Set all the material down again unchanged, without the pictures.

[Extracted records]
━━━━━━

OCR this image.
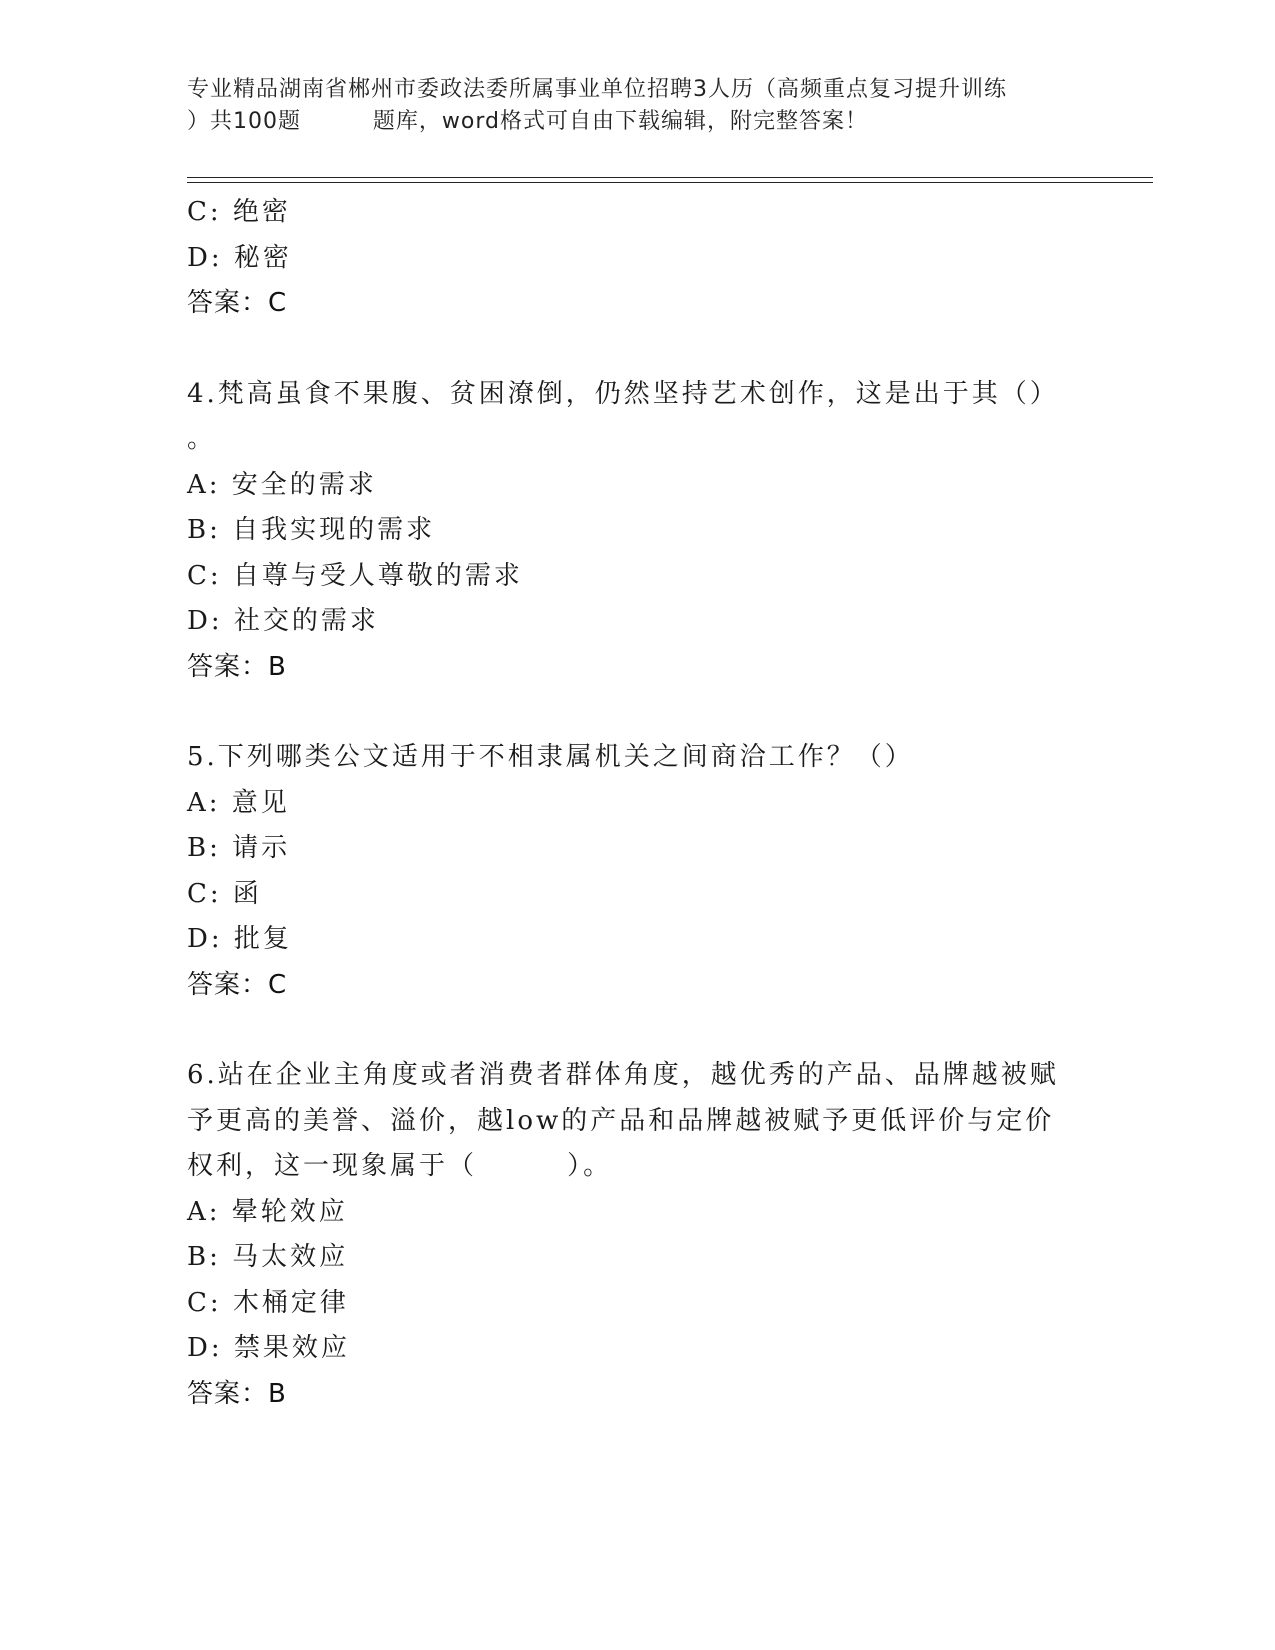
专业精品湖南省郴州市委政法委所属事业单位招聘3人历（高频重点复习提升训练
）共100题         题库，word格式可自由下载编辑，附完整答案！
C: 绝密
D: 秘密
答案：C
4.梵高虽食不果腹、贫困潦倒，仍然坚持艺术创作，这是出于其（）
。
A: 安全的需求
B: 自我实现的需求
C: 自尊与受人尊敬的需求
D: 社交的需求
答案：B
5.下列哪类公文适用于不相隶属机关之间商洽工作？（）
A: 意见
B: 请示
C: 函
D: 批复
答案：C
6.站在企业主角度或者消费者群体角度，越优秀的产品、品牌越被赋
予更高的美誉、溢价，越low的产品和品牌越被赋予更低评价与定价
权利，这一现象属于（        ）。
A: 晕轮效应
B: 马太效应
C: 木桶定律
D: 禁果效应
答案：B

━━━━━━

▶ _ANSWER TO THIS PROBLEM_:
OCR this image.
专业精品湖南省郴州市委政法委所属事业单位招聘3人历（高频重点复习提升训练
）共100题         题库，word格式可自由下载编辑，附完整答案！
C: 绝密
D: 秘密
答案：C
4.梵高虽食不果腹、贫困潦倒，仍然坚持艺术创作，这是出于其（）
。
A: 安全的需求
B: 自我实现的需求
C: 自尊与受人尊敬的需求
D: 社交的需求
答案：B
5.下列哪类公文适用于不相隶属机关之间商洽工作？（）
A: 意见
B: 请示
C: 函
D: 批复
答案：C
6.站在企业主角度或者消费者群体角度，越优秀的产品、品牌越被赋
予更高的美誉、溢价，越low的产品和品牌越被赋予更低评价与定价
权利，这一现象属于（        ）。
A: 晕轮效应
B: 马太效应
C: 木桶定律
D: 禁果效应
答案：B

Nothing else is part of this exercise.